Excerpts from a figure dataset
— Start —
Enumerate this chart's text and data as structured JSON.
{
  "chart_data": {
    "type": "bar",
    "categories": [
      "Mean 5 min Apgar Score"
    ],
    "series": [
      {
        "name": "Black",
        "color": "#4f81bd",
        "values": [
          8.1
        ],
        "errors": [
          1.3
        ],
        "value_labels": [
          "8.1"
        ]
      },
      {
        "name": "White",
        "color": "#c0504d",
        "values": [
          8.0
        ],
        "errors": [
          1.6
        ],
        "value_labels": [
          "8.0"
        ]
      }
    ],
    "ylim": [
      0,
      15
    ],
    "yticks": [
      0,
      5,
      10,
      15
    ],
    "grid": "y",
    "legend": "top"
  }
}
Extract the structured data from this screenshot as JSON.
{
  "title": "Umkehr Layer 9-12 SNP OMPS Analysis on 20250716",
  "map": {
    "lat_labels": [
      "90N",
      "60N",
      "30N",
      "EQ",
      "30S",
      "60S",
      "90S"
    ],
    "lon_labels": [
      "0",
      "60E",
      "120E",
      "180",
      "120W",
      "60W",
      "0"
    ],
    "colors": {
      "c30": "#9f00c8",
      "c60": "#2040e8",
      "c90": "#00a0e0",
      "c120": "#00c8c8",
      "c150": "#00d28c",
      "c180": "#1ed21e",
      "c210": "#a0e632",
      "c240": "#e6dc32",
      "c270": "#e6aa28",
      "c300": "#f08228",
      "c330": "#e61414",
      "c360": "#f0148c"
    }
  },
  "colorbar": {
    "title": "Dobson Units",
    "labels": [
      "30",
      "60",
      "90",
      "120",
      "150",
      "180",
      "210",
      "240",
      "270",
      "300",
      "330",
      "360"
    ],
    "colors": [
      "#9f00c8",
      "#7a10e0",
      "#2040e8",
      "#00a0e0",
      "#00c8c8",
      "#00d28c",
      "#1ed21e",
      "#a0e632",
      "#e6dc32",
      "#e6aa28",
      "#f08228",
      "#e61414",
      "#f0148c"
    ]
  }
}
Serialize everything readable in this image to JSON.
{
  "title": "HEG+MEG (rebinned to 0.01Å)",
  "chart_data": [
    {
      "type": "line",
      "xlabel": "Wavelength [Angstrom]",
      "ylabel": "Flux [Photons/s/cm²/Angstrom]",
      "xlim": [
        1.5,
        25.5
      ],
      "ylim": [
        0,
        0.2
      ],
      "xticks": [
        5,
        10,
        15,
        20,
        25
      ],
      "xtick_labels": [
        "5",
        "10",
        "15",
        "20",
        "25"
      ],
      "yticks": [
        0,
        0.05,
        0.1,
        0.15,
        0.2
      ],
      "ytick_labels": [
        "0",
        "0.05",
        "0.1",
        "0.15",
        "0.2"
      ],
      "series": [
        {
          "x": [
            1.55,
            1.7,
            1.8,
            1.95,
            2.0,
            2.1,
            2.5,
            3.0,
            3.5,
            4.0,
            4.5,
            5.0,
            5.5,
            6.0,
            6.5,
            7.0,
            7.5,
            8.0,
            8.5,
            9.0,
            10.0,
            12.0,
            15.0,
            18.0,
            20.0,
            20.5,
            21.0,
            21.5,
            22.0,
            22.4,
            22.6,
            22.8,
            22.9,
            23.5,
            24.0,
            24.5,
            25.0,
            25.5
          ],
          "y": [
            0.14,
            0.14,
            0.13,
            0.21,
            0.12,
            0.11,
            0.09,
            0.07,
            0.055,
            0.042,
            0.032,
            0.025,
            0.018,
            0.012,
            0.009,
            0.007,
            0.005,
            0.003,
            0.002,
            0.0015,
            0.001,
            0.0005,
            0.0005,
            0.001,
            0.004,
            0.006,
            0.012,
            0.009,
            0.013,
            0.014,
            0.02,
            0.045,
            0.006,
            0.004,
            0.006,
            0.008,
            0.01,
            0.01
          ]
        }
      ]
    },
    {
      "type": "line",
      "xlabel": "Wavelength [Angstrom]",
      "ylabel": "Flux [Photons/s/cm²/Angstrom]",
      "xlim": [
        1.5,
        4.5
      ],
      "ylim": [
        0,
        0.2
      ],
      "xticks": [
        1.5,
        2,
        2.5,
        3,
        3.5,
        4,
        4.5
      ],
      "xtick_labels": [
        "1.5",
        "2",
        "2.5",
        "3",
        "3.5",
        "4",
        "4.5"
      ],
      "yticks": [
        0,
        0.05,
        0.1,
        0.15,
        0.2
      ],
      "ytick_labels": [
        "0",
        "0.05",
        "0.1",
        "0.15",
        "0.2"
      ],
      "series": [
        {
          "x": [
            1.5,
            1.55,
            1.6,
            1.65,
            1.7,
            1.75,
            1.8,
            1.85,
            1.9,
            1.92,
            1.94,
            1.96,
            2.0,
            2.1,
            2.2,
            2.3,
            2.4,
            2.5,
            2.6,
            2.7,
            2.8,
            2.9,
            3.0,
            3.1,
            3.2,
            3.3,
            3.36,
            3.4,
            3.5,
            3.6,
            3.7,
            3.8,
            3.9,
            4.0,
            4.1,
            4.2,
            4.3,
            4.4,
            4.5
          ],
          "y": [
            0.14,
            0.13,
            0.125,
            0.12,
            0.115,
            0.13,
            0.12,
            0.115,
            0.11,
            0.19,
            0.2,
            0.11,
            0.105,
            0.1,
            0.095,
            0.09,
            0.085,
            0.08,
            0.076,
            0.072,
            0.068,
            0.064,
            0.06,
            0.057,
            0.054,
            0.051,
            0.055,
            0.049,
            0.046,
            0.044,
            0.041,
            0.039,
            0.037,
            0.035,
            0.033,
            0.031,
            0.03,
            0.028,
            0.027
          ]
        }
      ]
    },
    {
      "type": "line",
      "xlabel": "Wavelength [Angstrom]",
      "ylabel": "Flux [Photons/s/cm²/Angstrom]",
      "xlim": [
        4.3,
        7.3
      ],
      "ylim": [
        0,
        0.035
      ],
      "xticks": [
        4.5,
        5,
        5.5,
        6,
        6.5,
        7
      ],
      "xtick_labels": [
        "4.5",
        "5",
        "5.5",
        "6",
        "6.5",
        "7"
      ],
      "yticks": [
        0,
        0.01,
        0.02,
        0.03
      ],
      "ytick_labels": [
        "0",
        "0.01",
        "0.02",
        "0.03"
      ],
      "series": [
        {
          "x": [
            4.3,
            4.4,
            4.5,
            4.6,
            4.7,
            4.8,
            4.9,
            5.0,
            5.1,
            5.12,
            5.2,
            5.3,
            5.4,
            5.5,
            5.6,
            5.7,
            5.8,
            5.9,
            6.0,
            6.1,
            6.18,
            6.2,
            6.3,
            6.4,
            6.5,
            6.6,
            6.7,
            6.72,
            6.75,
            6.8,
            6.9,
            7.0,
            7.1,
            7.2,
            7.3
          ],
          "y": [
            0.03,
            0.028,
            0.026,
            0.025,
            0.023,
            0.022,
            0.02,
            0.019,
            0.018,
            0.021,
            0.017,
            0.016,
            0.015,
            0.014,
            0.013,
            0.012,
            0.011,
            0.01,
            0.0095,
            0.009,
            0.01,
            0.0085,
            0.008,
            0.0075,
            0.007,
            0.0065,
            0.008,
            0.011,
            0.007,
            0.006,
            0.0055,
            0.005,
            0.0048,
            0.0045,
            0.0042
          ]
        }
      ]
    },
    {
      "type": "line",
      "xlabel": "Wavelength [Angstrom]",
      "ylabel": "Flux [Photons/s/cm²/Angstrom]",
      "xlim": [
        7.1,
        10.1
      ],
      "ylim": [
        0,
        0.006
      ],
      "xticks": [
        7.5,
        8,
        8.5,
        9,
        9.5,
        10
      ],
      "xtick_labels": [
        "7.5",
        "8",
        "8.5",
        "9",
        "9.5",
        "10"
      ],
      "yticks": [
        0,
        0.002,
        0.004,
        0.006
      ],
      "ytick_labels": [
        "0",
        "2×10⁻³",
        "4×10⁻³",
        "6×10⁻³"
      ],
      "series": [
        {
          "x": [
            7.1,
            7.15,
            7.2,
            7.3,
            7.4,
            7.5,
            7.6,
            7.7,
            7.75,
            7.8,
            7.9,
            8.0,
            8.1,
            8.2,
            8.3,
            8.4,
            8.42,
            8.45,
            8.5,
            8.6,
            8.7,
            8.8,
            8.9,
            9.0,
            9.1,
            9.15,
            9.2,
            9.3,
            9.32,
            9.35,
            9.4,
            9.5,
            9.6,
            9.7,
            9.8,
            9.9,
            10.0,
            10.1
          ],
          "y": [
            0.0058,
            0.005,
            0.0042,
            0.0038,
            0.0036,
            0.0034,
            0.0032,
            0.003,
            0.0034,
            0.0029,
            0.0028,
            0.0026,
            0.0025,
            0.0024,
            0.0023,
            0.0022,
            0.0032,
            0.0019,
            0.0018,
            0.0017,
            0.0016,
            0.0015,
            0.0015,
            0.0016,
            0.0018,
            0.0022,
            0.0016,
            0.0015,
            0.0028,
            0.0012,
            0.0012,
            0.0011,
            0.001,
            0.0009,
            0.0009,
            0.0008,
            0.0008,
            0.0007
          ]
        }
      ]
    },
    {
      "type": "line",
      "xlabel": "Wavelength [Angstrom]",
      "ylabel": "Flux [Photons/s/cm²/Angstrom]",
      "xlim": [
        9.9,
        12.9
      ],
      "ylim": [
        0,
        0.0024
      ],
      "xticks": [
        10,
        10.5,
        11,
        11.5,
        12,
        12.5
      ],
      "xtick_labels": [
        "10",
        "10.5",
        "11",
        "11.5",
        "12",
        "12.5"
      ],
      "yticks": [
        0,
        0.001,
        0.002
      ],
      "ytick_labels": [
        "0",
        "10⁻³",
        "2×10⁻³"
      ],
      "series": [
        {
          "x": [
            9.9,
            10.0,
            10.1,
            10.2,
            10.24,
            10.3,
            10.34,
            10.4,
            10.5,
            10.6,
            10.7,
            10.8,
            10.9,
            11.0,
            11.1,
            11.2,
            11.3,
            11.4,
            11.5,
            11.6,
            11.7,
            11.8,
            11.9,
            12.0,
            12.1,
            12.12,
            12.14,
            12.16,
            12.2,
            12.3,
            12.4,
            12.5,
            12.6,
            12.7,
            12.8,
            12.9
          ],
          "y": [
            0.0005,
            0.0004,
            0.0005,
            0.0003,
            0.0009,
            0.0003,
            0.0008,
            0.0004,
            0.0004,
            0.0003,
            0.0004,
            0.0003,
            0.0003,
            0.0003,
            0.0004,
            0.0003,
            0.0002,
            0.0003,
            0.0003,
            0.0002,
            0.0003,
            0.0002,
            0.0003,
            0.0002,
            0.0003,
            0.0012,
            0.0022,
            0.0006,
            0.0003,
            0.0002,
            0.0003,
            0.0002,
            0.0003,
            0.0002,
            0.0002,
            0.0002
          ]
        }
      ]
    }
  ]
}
— End —
_Task description_
Scan the material above. Copy each line that holds the word "JSON".

_Solution to this problem_
Enumerate this chart's text and data as structured JSON.
Extract the structured data from this screenshot as JSON.
Serialize everything readable in this image to JSON.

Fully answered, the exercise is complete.